* START TEXT PROVIDED *

De: Luis Armando Roca Fumero
Enviado el: lunes, 21 de octubre de 2013 09:25 a.m.
Para: user@nutch.apache.org
Asunto: RE: Nutch 1.7 and Solr 4.4.0 Integrate

Good Morning Friends:
In order that I could not solve my problem with Nutch and Solr 4.4.0 1.7/2.2.1 I intend to publish what I have done from the beginning .
1 - I Downloaded solr 4.4.0
2 - I Downloaded Nutch 1.7
3 - I Copied the file to schema- solr4.xml / example/solr/collection1/conf and renamed to schema.xml
4 - When you start solr 4.4.0 , there was the following error: msg = SolrCore ' collection1 ' is not available due to init failure:
Unable to use updateLog : _version_field must exist in schema , using indexed = "true " stored = "true " and multivalued = "false " ( _Version_ does not exist ) , trace = org.apache.solr.common.SolrException : SolrCore ' collection1 ' is not available due to init failure: Unable to use updateLog : _version_field must exist in schema , using indexed = "true " stored = "true " and multivalued = "false " ( _Version_ does not exist )

* END TEXT PROVIDED *

### [WRITTEN INSTRUCTION A]
In the email about integrating Nutch and Solr, what address was the message sent to?
The records have no connection to the email text above them.

* START DATASET EXTRACT *

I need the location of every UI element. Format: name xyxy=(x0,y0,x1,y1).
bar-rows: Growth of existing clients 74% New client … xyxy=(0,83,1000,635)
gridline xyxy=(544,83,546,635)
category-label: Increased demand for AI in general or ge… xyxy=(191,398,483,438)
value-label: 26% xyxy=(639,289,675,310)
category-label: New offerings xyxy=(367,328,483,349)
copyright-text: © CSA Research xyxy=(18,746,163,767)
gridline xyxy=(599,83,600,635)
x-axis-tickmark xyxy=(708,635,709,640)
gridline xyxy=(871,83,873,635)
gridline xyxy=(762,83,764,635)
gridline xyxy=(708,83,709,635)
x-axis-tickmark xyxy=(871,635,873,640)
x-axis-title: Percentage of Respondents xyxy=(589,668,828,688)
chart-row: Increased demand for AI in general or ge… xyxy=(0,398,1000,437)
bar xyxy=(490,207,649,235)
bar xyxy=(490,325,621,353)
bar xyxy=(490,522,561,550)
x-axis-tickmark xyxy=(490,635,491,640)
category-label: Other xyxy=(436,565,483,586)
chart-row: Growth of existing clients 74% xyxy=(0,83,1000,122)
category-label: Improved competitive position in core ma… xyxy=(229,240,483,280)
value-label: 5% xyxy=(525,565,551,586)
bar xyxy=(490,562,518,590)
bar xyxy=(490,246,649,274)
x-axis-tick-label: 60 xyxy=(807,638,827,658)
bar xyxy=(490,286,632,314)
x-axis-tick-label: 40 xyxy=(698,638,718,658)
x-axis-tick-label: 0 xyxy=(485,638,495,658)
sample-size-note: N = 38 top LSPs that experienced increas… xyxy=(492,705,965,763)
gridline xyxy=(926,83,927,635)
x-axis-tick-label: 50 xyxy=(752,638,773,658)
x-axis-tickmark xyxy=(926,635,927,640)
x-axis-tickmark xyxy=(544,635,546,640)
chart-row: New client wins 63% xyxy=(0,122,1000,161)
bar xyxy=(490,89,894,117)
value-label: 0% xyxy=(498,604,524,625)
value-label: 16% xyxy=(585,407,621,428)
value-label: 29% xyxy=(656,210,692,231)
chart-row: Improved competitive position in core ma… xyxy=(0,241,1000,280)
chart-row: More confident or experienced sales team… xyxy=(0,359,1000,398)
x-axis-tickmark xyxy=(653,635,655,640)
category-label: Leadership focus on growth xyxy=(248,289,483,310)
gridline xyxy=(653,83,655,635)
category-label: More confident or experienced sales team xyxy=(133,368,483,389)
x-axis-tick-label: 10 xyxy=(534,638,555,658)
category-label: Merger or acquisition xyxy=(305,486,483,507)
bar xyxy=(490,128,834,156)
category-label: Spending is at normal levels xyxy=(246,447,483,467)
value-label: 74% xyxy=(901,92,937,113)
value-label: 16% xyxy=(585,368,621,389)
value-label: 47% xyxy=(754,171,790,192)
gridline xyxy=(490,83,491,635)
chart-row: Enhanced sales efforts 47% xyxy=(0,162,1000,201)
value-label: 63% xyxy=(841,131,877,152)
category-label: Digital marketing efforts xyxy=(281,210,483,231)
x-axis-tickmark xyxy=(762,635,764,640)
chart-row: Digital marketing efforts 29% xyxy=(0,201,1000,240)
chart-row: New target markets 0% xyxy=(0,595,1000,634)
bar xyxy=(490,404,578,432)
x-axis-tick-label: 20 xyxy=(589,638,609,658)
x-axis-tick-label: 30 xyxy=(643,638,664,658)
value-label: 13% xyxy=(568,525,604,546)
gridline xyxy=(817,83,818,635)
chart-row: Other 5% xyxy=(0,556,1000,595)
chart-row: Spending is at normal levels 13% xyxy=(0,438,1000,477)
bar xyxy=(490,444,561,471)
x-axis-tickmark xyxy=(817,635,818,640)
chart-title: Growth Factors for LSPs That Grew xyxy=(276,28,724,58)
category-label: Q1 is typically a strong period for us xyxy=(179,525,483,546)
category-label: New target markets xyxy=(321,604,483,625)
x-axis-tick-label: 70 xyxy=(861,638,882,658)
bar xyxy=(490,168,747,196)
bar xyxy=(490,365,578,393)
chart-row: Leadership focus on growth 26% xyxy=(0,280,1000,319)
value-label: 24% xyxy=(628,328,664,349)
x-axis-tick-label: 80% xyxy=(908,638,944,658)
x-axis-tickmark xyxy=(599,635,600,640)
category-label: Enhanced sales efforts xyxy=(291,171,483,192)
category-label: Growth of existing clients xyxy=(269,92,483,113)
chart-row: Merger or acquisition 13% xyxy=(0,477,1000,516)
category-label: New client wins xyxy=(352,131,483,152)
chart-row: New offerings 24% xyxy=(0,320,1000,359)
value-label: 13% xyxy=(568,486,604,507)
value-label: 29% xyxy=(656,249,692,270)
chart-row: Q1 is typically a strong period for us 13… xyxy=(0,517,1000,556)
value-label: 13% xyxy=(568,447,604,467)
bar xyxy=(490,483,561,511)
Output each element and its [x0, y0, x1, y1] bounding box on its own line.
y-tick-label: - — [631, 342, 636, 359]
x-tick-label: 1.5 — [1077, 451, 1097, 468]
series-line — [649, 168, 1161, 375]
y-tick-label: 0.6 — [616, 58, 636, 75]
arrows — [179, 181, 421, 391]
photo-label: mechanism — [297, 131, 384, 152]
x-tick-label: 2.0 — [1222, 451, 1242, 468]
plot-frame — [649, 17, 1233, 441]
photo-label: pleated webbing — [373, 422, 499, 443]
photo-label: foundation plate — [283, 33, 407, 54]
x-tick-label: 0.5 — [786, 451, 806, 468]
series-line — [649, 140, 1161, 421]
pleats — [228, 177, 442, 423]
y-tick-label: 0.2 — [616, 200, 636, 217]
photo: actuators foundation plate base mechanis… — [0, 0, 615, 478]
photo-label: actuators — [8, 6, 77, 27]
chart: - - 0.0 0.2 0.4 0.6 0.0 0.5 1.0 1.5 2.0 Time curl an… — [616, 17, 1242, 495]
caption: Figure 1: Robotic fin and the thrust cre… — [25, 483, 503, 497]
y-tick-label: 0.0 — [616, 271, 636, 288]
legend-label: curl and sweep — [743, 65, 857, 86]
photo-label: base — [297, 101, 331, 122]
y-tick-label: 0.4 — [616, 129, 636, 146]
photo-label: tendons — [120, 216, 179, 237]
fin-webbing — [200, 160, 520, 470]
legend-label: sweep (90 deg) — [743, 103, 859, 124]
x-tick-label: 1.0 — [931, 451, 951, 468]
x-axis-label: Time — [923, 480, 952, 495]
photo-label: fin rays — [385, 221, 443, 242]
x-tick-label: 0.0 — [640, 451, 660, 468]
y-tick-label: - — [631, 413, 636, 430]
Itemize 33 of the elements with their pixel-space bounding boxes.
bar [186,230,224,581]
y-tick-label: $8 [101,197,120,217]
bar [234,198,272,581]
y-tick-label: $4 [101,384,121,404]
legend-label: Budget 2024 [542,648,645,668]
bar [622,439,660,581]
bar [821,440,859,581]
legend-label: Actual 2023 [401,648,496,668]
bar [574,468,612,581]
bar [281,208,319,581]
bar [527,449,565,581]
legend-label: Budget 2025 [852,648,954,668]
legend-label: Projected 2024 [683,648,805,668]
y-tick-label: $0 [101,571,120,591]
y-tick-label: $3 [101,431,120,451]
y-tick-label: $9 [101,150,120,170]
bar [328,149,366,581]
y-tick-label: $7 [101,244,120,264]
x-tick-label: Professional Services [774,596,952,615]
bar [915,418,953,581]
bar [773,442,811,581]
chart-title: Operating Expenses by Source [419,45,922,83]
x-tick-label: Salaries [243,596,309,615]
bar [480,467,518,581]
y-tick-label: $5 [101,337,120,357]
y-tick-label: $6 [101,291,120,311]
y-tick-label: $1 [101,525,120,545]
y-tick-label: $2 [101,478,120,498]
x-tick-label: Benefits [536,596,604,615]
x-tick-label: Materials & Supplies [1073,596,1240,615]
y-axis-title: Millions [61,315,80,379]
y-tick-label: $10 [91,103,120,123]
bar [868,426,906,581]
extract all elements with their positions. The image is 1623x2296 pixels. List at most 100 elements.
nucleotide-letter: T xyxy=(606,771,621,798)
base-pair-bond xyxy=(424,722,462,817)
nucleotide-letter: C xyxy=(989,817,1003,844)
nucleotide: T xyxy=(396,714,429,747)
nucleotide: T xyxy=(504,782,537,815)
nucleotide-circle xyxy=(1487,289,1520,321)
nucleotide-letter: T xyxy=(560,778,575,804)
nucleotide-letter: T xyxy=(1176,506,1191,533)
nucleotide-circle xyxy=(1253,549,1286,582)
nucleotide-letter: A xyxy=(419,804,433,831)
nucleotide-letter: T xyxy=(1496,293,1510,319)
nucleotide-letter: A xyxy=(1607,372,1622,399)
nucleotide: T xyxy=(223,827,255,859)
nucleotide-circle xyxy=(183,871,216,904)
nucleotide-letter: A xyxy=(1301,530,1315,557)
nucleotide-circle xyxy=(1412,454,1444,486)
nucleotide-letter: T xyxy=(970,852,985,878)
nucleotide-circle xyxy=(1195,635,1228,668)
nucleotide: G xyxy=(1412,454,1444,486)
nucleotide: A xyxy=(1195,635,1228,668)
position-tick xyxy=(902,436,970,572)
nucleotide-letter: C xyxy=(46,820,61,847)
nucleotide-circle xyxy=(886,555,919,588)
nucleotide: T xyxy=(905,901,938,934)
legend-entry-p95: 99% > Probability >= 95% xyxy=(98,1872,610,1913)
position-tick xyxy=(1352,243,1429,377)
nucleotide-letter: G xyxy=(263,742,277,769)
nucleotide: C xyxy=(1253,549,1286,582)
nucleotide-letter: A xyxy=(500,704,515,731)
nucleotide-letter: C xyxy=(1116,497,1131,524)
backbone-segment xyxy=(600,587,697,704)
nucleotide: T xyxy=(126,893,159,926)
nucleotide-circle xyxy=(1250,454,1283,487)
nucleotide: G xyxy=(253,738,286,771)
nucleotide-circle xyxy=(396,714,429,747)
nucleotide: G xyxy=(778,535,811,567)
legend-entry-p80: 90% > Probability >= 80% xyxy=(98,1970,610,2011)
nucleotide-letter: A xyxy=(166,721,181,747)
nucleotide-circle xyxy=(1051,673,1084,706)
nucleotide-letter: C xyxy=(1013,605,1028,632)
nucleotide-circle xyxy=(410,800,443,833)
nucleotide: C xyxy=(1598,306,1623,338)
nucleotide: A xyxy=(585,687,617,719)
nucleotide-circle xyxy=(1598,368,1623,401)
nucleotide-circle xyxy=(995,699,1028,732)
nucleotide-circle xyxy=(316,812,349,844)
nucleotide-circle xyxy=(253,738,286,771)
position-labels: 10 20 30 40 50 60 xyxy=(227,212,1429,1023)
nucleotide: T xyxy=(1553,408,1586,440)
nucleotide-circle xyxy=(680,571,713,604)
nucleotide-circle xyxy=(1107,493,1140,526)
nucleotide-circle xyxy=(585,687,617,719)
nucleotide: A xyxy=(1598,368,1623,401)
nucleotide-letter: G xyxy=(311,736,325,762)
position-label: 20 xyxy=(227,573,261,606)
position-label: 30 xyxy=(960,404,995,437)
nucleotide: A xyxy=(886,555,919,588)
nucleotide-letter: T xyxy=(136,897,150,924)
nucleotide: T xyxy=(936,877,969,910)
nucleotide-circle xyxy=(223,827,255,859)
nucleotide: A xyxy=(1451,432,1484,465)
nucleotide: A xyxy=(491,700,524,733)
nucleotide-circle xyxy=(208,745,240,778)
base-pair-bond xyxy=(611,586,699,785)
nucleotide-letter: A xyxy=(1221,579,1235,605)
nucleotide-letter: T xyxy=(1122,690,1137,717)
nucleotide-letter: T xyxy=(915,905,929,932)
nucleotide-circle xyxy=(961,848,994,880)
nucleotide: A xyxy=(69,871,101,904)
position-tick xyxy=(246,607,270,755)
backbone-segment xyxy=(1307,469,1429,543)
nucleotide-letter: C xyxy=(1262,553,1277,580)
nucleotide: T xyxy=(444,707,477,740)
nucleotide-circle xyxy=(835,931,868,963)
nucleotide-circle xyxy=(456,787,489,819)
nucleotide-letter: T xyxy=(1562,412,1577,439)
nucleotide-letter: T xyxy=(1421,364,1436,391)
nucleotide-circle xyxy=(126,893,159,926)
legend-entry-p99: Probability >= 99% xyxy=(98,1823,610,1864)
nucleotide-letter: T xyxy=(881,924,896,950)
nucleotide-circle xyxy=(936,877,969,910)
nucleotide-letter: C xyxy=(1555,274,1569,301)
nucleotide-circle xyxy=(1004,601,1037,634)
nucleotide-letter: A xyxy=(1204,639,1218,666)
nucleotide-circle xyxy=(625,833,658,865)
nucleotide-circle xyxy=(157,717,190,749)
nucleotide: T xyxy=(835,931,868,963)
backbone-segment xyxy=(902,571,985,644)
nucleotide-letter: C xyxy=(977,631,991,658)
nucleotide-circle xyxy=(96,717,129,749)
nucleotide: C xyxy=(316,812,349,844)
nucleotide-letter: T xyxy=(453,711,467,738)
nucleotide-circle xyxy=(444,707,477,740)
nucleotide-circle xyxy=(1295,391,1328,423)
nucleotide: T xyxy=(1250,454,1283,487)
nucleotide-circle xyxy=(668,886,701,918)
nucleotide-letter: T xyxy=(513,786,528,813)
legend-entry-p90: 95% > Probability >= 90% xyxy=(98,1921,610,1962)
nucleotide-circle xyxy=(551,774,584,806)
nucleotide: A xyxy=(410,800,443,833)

* END DATASET EXTRACT *

### [WRITTEN INSTRUCTION B]
Repeat the records from their first line through the line containing "x-axis-tickmark xyxy=(926,635,927,640)", including both of those lines.

### [COMPLETE OUTPUT A]
user@nutch.apache.org

### [COMPLETE OUTPUT B]
I need the location of every UI element. Format: name xyxy=(x0,y0,x1,y1).
bar-rows: Growth of existing clients 74% New client … xyxy=(0,83,1000,635)
gridline xyxy=(544,83,546,635)
category-label: Increased demand for AI in general or ge… xyxy=(191,398,483,438)
value-label: 26% xyxy=(639,289,675,310)
category-label: New offerings xyxy=(367,328,483,349)
copyright-text: © CSA Research xyxy=(18,746,163,767)
gridline xyxy=(599,83,600,635)
x-axis-tickmark xyxy=(708,635,709,640)
gridline xyxy=(871,83,873,635)
gridline xyxy=(762,83,764,635)
gridline xyxy=(708,83,709,635)
x-axis-tickmark xyxy=(871,635,873,640)
x-axis-title: Percentage of Respondents xyxy=(589,668,828,688)
chart-row: Increased demand for AI in general or ge… xyxy=(0,398,1000,437)
bar xyxy=(490,207,649,235)
bar xyxy=(490,325,621,353)
bar xyxy=(490,522,561,550)
x-axis-tickmark xyxy=(490,635,491,640)
category-label: Other xyxy=(436,565,483,586)
chart-row: Growth of existing clients 74% xyxy=(0,83,1000,122)
category-label: Improved competitive position in core ma… xyxy=(229,240,483,280)
value-label: 5% xyxy=(525,565,551,586)
bar xyxy=(490,562,518,590)
bar xyxy=(490,246,649,274)
x-axis-tick-label: 60 xyxy=(807,638,827,658)
bar xyxy=(490,286,632,314)
x-axis-tick-label: 40 xyxy=(698,638,718,658)
x-axis-tick-label: 0 xyxy=(485,638,495,658)
sample-size-note: N = 38 top LSPs that experienced increas… xyxy=(492,705,965,763)
gridline xyxy=(926,83,927,635)
x-axis-tick-label: 50 xyxy=(752,638,773,658)
x-axis-tickmark xyxy=(926,635,927,640)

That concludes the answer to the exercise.